任务说明 — 在下方记录中，从含有"Patent image size: (1046, 883)."的那一行起，至含有"The arrow 118 is at (601, 697)."的那一行止（首尾两行均包括在内），将这些行逐字照录。

任务材料 —
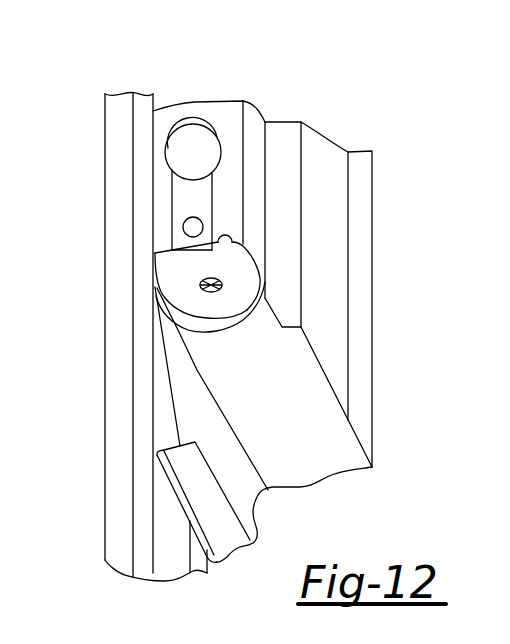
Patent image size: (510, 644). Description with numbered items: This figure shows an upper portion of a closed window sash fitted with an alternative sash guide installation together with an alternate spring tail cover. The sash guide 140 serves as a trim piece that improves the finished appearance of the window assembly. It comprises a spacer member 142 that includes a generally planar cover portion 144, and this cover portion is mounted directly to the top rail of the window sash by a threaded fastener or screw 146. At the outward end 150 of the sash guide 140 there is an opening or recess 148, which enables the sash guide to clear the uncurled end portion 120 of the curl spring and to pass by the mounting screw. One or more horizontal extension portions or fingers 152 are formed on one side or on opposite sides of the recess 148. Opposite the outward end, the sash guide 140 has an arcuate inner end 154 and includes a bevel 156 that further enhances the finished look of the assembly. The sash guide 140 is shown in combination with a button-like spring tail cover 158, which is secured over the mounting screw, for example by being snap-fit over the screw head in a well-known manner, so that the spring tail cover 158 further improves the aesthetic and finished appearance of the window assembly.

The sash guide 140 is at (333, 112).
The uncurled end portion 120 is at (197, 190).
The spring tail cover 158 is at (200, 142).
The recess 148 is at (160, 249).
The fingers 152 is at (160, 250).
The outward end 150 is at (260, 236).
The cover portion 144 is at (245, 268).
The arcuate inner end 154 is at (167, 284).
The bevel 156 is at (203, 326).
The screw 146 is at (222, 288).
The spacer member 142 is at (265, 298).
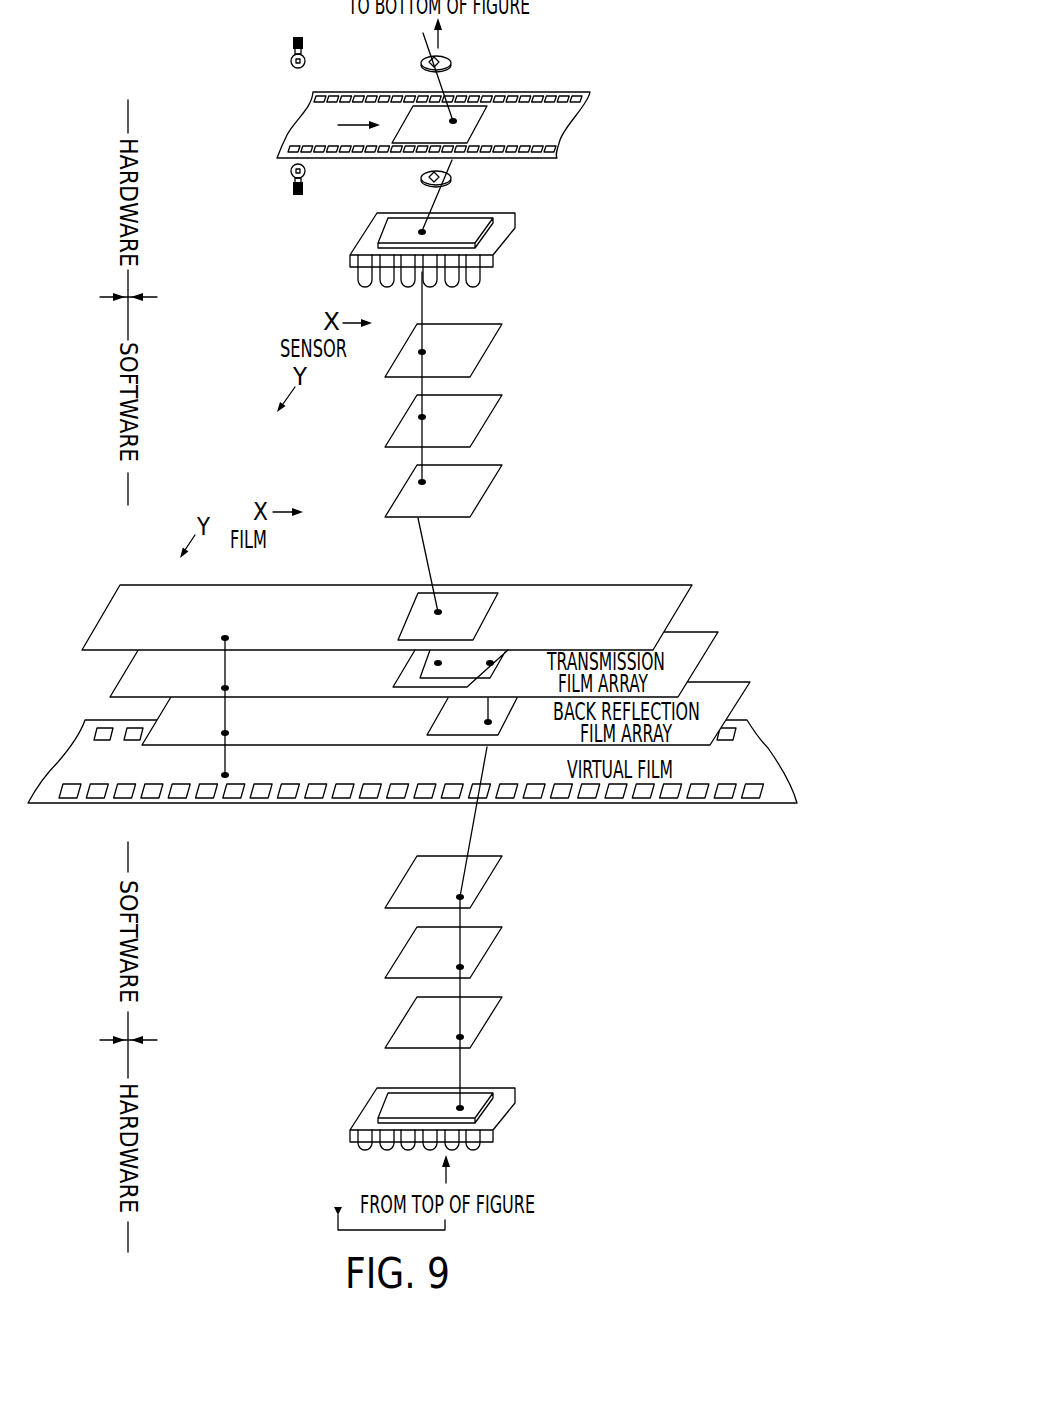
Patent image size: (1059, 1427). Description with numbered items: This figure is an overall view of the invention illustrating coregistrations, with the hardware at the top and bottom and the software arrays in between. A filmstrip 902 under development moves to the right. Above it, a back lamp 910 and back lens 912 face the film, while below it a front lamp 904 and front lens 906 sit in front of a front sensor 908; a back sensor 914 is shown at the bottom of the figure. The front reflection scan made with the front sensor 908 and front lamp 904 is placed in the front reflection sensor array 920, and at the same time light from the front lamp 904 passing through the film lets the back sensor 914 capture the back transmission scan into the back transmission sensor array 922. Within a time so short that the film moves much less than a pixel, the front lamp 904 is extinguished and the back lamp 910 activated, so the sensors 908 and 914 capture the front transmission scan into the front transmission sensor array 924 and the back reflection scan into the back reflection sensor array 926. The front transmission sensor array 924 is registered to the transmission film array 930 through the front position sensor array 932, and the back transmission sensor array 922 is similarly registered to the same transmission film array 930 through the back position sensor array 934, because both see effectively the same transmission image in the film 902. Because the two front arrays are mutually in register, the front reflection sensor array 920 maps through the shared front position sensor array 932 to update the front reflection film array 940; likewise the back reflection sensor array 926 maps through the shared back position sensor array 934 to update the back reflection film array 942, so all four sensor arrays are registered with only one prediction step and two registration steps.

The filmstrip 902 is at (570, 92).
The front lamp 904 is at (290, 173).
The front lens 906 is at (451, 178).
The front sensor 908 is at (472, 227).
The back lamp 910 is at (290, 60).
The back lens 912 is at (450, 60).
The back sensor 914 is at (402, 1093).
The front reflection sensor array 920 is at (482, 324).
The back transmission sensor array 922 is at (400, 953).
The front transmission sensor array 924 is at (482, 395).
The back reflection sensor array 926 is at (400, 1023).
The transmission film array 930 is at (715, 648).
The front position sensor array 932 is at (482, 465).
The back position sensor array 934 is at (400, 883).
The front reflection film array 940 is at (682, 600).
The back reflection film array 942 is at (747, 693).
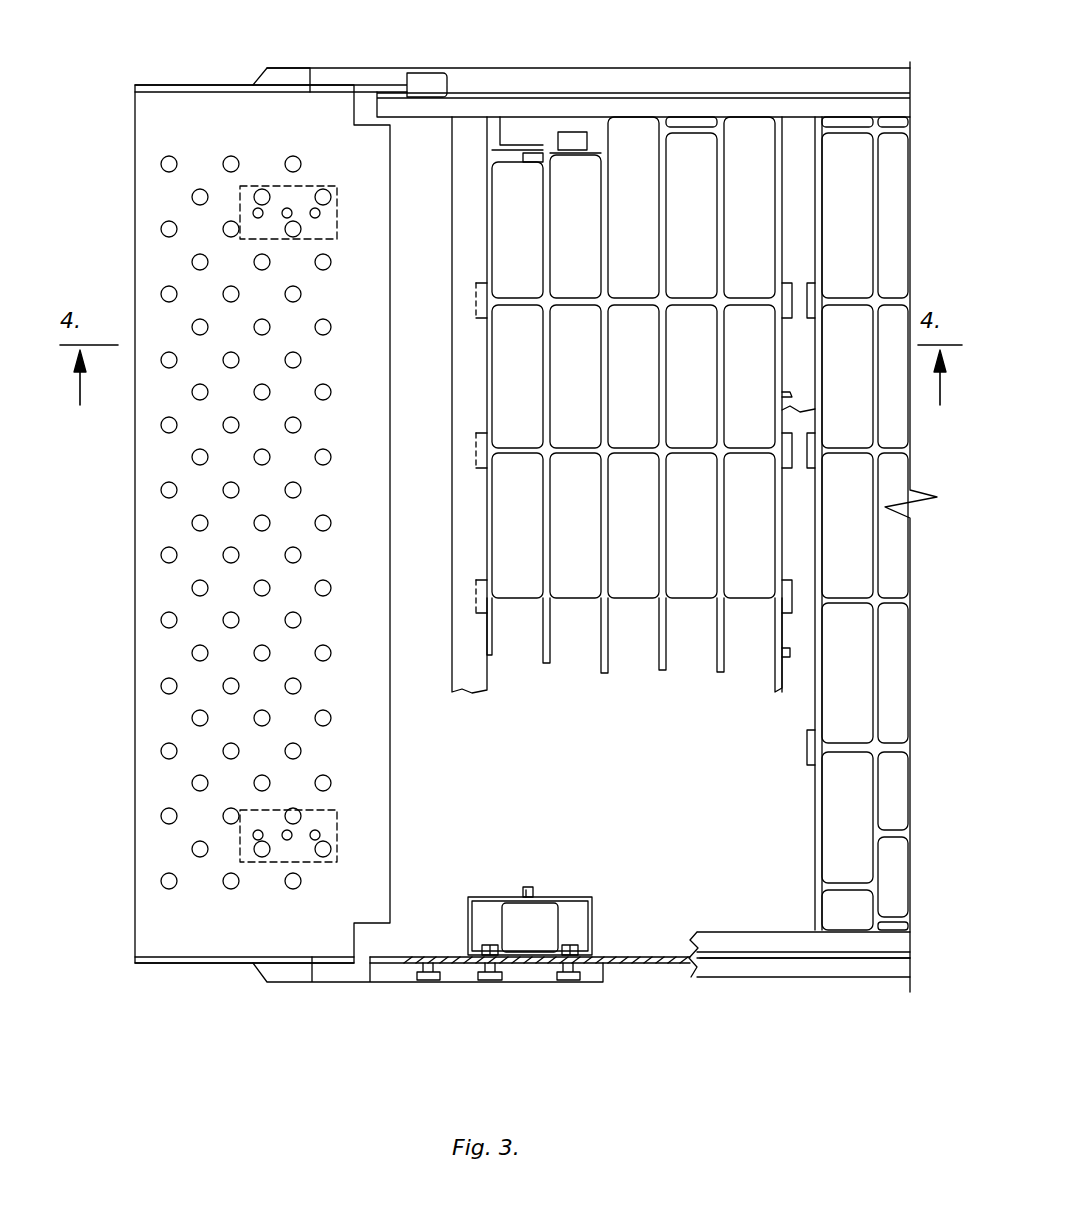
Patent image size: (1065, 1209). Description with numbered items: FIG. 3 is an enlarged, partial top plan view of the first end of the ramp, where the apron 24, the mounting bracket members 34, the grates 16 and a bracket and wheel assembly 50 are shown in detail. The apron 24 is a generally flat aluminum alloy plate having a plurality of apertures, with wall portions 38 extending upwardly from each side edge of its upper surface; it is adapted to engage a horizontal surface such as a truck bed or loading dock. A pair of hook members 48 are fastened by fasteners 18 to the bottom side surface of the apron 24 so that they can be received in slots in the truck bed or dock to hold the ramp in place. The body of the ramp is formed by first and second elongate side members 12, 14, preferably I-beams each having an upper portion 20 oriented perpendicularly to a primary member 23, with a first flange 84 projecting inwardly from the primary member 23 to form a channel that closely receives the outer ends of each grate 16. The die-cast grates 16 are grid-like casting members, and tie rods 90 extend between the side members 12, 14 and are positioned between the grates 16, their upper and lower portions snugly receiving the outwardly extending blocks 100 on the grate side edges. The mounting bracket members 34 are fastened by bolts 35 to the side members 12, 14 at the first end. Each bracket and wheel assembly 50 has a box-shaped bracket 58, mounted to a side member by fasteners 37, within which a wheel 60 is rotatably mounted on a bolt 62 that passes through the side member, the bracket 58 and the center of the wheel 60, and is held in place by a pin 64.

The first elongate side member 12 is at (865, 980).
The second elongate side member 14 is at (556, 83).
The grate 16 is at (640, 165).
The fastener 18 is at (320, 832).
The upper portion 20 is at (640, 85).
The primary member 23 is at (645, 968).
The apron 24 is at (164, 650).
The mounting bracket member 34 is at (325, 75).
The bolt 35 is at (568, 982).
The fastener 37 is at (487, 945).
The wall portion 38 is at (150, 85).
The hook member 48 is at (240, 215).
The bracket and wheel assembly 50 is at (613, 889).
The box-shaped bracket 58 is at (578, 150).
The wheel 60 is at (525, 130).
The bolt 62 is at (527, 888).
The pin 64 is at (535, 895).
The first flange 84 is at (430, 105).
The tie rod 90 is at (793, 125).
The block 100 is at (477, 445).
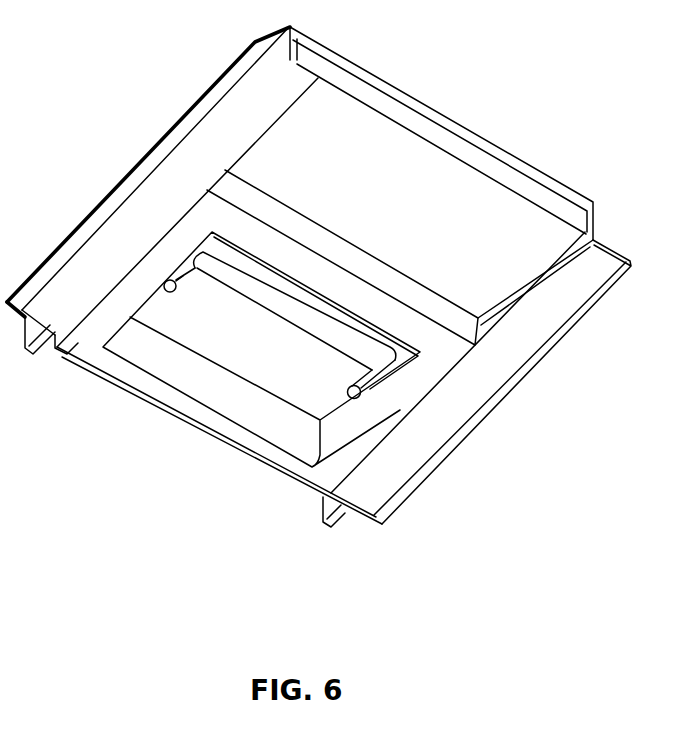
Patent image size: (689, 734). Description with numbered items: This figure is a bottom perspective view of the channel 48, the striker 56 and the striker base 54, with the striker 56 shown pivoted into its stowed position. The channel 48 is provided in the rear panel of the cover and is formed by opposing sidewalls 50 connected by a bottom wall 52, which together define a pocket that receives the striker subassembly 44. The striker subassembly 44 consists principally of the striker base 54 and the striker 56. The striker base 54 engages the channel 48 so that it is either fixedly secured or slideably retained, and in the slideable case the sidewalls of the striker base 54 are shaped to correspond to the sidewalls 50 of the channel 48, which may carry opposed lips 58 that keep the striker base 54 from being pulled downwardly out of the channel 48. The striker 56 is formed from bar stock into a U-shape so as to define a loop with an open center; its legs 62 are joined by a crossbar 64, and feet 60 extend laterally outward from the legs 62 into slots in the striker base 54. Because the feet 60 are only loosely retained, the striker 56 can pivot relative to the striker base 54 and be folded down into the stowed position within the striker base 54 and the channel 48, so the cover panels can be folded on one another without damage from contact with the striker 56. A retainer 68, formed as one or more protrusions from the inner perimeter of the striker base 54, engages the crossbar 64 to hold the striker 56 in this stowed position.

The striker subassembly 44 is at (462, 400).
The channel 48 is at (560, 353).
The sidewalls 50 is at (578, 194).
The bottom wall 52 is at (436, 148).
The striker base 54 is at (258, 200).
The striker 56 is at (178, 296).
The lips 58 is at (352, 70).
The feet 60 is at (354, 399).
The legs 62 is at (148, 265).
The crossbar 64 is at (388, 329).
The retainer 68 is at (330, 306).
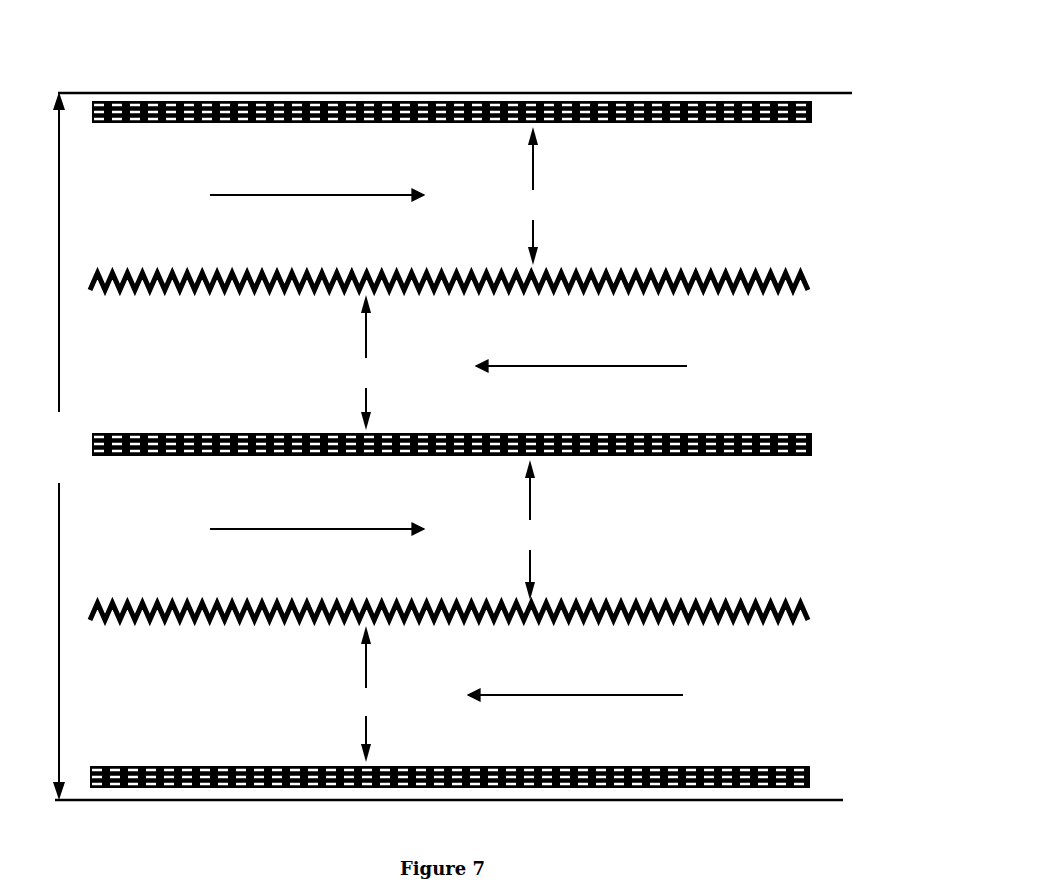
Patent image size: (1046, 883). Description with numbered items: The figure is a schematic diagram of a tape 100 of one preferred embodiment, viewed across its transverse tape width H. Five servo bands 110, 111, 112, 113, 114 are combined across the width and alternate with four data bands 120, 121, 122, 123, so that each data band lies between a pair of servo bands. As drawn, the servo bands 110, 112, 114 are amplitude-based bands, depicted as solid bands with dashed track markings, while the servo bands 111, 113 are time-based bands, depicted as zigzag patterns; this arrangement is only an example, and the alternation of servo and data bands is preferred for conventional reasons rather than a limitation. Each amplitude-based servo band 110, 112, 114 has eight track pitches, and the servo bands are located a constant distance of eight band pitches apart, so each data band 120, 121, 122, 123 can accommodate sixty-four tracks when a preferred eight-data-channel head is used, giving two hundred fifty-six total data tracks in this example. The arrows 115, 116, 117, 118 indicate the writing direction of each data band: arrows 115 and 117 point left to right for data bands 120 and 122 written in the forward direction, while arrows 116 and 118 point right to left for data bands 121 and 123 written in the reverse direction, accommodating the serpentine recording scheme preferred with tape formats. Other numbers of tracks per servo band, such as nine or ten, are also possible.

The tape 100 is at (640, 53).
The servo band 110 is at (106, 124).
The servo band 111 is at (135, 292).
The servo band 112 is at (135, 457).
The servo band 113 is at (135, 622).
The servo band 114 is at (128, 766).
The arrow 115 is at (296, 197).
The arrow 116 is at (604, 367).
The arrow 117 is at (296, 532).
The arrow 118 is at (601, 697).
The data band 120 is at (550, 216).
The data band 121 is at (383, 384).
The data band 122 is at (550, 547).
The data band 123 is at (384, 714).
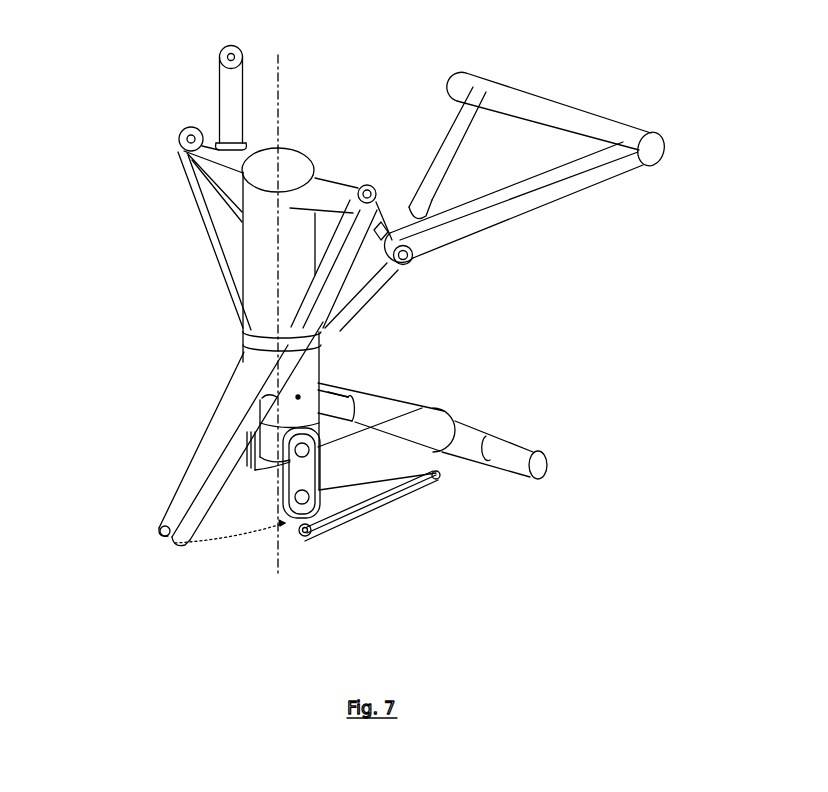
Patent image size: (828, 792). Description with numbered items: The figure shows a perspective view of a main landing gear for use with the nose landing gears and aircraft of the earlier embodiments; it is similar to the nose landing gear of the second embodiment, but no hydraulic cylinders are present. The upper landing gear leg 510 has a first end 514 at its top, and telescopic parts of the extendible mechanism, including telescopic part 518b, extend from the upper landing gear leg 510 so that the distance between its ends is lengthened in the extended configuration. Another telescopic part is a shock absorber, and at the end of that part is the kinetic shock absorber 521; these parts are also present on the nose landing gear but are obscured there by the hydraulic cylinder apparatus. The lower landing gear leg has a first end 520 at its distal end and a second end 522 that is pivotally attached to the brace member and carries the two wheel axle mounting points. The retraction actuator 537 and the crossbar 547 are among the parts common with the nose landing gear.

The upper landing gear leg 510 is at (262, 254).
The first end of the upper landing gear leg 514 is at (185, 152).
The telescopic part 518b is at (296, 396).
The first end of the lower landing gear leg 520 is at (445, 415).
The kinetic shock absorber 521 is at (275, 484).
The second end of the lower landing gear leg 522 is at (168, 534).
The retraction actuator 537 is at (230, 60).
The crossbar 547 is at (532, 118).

参考答案 —
Patent image size: (1046, 883). Description with numbered items: The figure is a schematic diagram of a tape 100 of one preferred embodiment, viewed across its transverse tape width H. Five servo bands 110, 111, 112, 113, 114 are combined across the width and alternate with four data bands 120, 121, 122, 123, so that each data band lies between a pair of servo bands. As drawn, the servo bands 110, 112, 114 are amplitude-based bands, depicted as solid bands with dashed track markings, while the servo bands 111, 113 are time-based bands, depicted as zigzag patterns; this arrangement is only an example, and the alternation of servo and data bands is preferred for conventional reasons rather than a limitation. Each amplitude-based servo band 110, 112, 114 has eight track pitches, and the servo bands are located a constant distance of eight band pitches apart, so each data band 120, 121, 122, 123 can accommodate sixty-four tracks when a preferred eight-data-channel head is used, giving two hundred fifty-six total data tracks in this example. The arrows 115, 116, 117, 118 indicate the writing direction of each data band: arrows 115 and 117 point left to right for data bands 120 and 122 written in the forward direction, while arrows 116 and 118 point right to left for data bands 121 and 123 written in the reverse direction, accommodating the serpentine recording scheme preferred with tape formats. Other numbers of tracks per servo band, such as nine or ten, are also possible.

The tape 100 is at (640, 53).
The servo band 110 is at (106, 124).
The servo band 111 is at (135, 292).
The servo band 112 is at (135, 457).
The servo band 113 is at (135, 622).
The servo band 114 is at (128, 766).
The arrow 115 is at (296, 197).
The arrow 116 is at (604, 367).
The arrow 117 is at (296, 532).
The arrow 118 is at (601, 697).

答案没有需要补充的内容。